### What the exercise asks
Transcribe the material in full, exactly as written.

** start Input **

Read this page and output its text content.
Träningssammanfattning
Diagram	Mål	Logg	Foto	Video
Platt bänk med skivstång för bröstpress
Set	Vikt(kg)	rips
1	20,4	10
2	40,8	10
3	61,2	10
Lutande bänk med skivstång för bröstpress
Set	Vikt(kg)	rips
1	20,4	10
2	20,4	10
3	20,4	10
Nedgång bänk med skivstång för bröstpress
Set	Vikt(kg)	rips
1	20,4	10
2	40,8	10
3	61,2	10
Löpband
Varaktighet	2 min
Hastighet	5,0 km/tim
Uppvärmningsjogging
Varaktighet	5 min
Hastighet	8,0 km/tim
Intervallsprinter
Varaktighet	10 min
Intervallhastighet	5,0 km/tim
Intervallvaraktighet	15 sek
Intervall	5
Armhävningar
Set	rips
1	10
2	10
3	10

** end Input **

### Complete response
Read this page and output its text content.
Träningssammanfattning
Diagram	Mål	Logg	Foto	Video
Platt bänk med skivstång för bröstpress
Set	Vikt(kg)	rips
1	20,4	10
2	40,8	10
3	61,2	10
Lutande bänk med skivstång för bröstpress
Set	Vikt(kg)	rips
1	20,4	10
2	20,4	10
3	20,4	10
Nedgång bänk med skivstång för bröstpress
Set	Vikt(kg)	rips
1	20,4	10
2	40,8	10
3	61,2	10
Löpband
Varaktighet	2 min
Hastighet	5,0 km/tim
Uppvärmningsjogging
Varaktighet	5 min
Hastighet	8,0 km/tim
Intervallsprinter
Varaktighet	10 min
Intervallhastighet	5,0 km/tim
Intervallvaraktighet	15 sek
Intervall	5
Armhävningar
Set	rips
1	10
2	10
3	10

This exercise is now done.